What the task asks: Return the count of lines with the string "Time" in them, and nothing else.

Given data:
*****

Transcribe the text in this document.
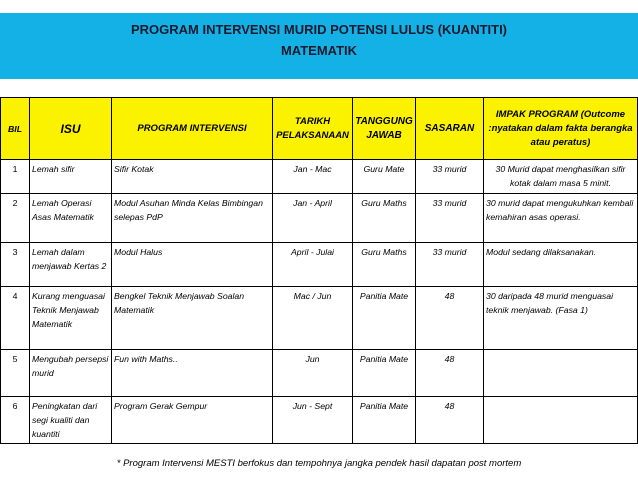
PROGRAM INTERVENSI MURID POTENSI LULUS (KUANTITI)
MATEMATIK
BIL	ISU	PROGRAM INTERVENSI	TARIKH PELAKSANAAN	TANGGUNG JAWAB	SASARAN	IMPAK PROGRAM (Outcome :nyatakan dalam fakta berangka atau peratus)
1	Lemah sifir	Sifir Kotak	Jan - Mac	Guru Mate	33 murid	30 Murid dapat menghasilkan sifir kotak dalam masa 5 minit.
2	Lemah Operasi Asas Matematik	Modul Asuhan Minda Kelas Bimbingan selepas PdP	Jan - April	Guru Maths	33 murid	30 murid dapat mengukuhkan kembali kemahiran asas operasi.
3	Lemah dalam menjawab Kertas 2	Modul Halus	April - Julai	Guru Maths	33 murid	Modul sedang dilaksanakan.
4	Kurang menguasai Teknik Menjawab Matematik	Bengkel Teknik Menjawab Soalan Matematik	Mac / Jun	Panitia Mate	48	30 daripada 48 murid menguasai teknik menjawab. (Fasa 1)
5	Mengubah persepsi murid	Fun with Maths..	Jun	Panitia Mate	48	
6	Peningkatan dari segi kualiti dan kuantiti	Program Gerak Gempur	Jun - Sept	Panitia Mate	48	
* Program Intervensi MESTI berfokus dan tempohnya jangka pendek hasil dapatan post mortem
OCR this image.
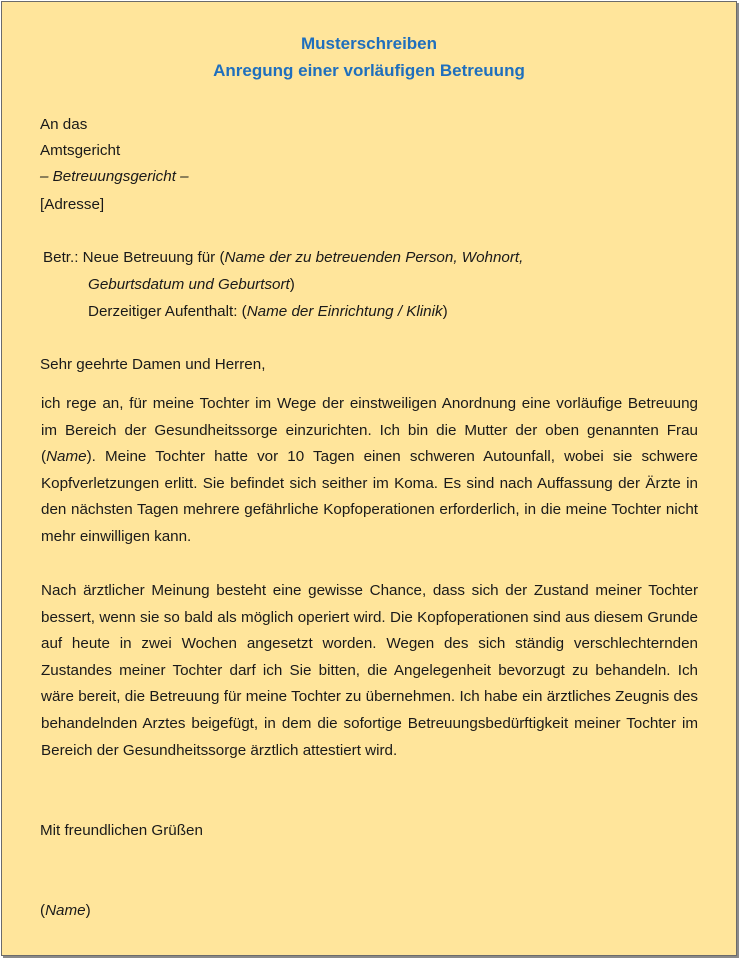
Musterschreiben
Anregung einer vorläufigen Betreuung
An das
Amtsgericht
– Betreuungsgericht –
[Adresse]
Betr.: Neue Betreuung für (Name der zu betreuenden Person, Wohnort,
Geburtsdatum und Geburtsort)
Derzeitiger Aufenthalt: (Name der Einrichtung / Klinik)
Sehr geehrte Damen und Herren,
ich rege an, für meine Tochter im Wege der einstweiligen Anordnung eine vorläufige Betreuung im Bereich der Gesundheitssorge einzurichten. Ich bin die Mutter der oben genannten Frau (Name). Meine Tochter hatte vor 10 Tagen einen schweren Autounfall, wobei sie schwere Kopfverletzungen erlitt. Sie befindet sich seither im Koma. Es sind nach Auffassung der Ärzte in den nächsten Tagen mehrere gefährliche Kopfoperationen erforderlich, in die meine Tochter nicht mehr einwilligen kann.
Nach ärztlicher Meinung besteht eine gewisse Chance, dass sich der Zustand meiner Tochter bessert, wenn sie so bald als möglich operiert wird. Die Kopfoperationen sind aus diesem Grunde auf heute in zwei Wochen angesetzt worden. Wegen des sich ständig verschlechternden Zustandes meiner Tochter darf ich Sie bitten, die Angelegenheit bevorzugt zu behandeln. Ich wäre bereit, die Betreuung für meine Tochter zu übernehmen. Ich habe ein ärztliches Zeugnis des behandelnden Arztes beigefügt, in dem die sofortige Betreuungsbedürftigkeit meiner Tochter im Bereich der Gesundheitssorge ärztlich attestiert wird.
Mit freundlichen Grüßen
(Name)
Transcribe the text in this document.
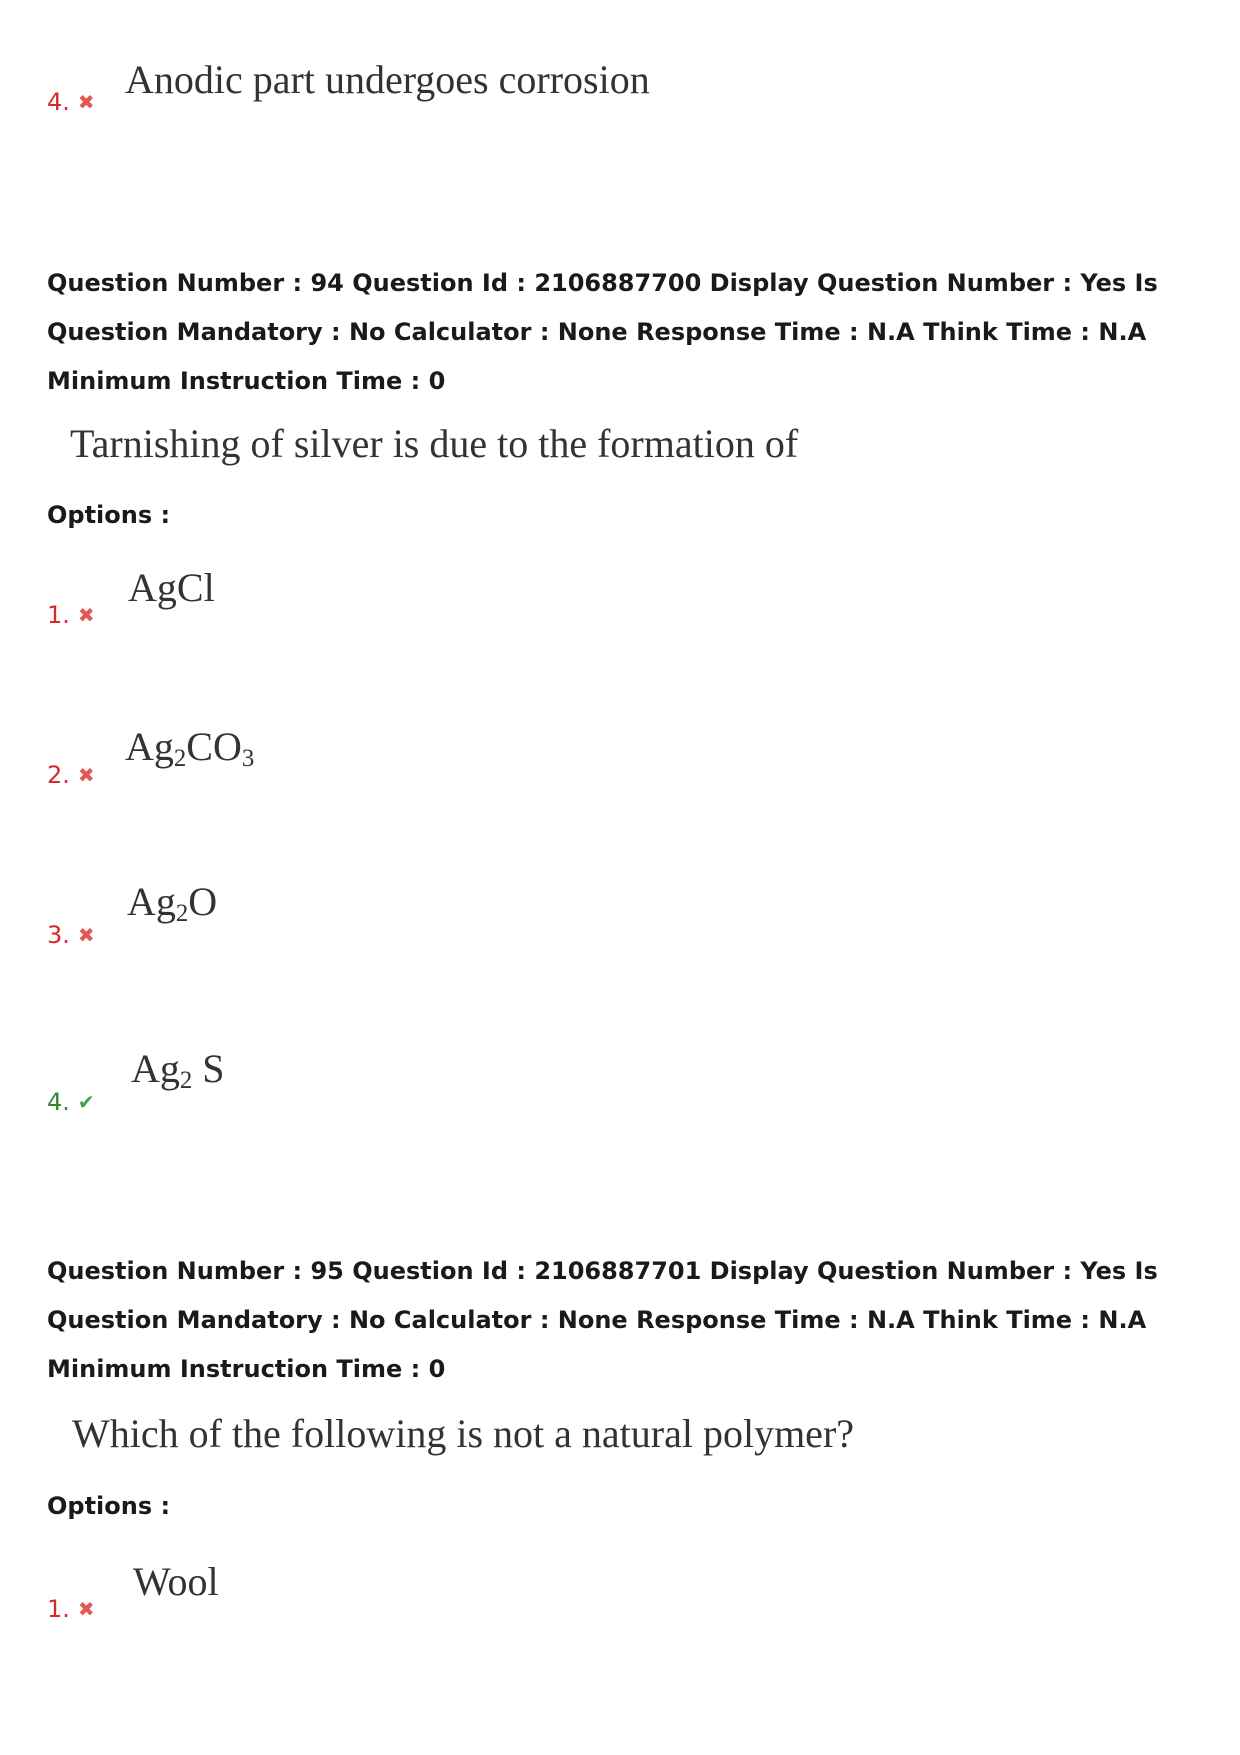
4. ✖ Anodic part undergoes corrosion
Question Number : 94 Question Id : 2106887700 Display Question Number : Yes Is Question Mandatory : No Calculator : None Response Time : N.A Think Time : N.A Minimum Instruction Time : 0
Tarnishing of silver is due to the formation of
Options :
1. ✖
AgCl
2. ✖
$Ag_2CO_3$
3. ✖
$Ag_2O$
4. ✔
$Ag_2$ S
Question Number : 95 Question Id : 2106887701 Display Question Number : Yes Is Question Mandatory : No Calculator : None Response Time : N.A Think Time : N.A Minimum Instruction Time : 0
Which of the following is not a natural polymer?
Options :
1. ✖
Wool
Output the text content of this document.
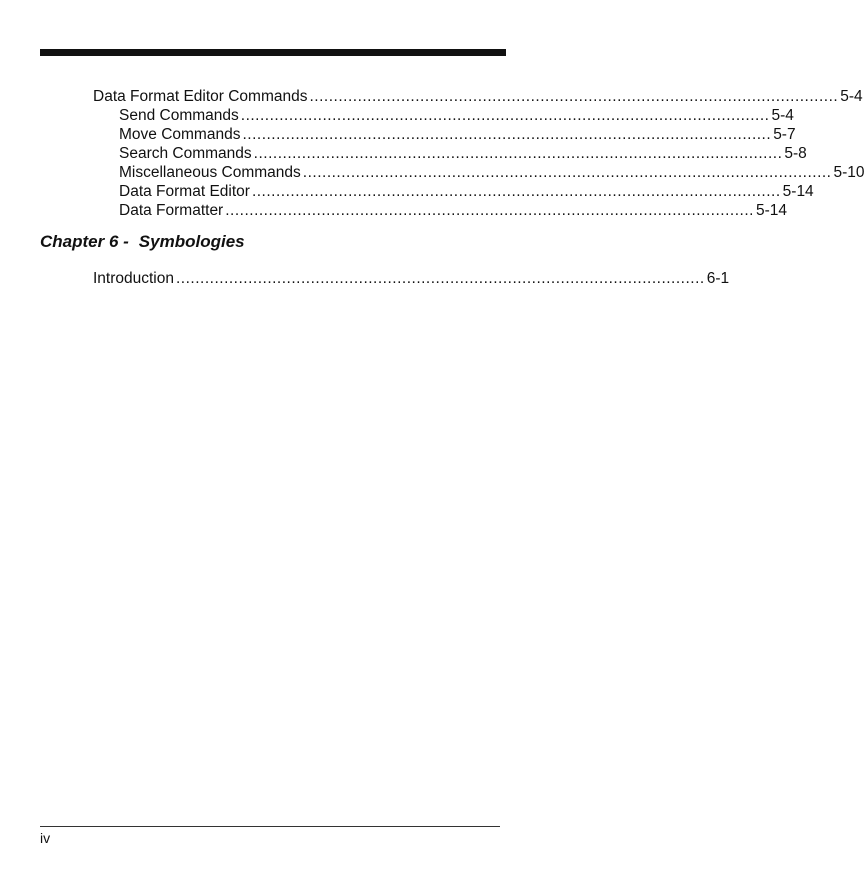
Data Format Editor Commands .............................................................................................................. 5-4
Send Commands .............................................................................................................. 5-4
Move Commands .............................................................................................................. 5-7
Search Commands .............................................................................................................. 5-8
Miscellaneous Commands .............................................................................................................. 5-10
Data Format Editor .............................................................................................................. 5-14
Data Formatter .............................................................................................................. 5-14
Chapter 6 - Symbologies
Introduction .............................................................................................................. 6-1
iv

*****

Exercise answer: 2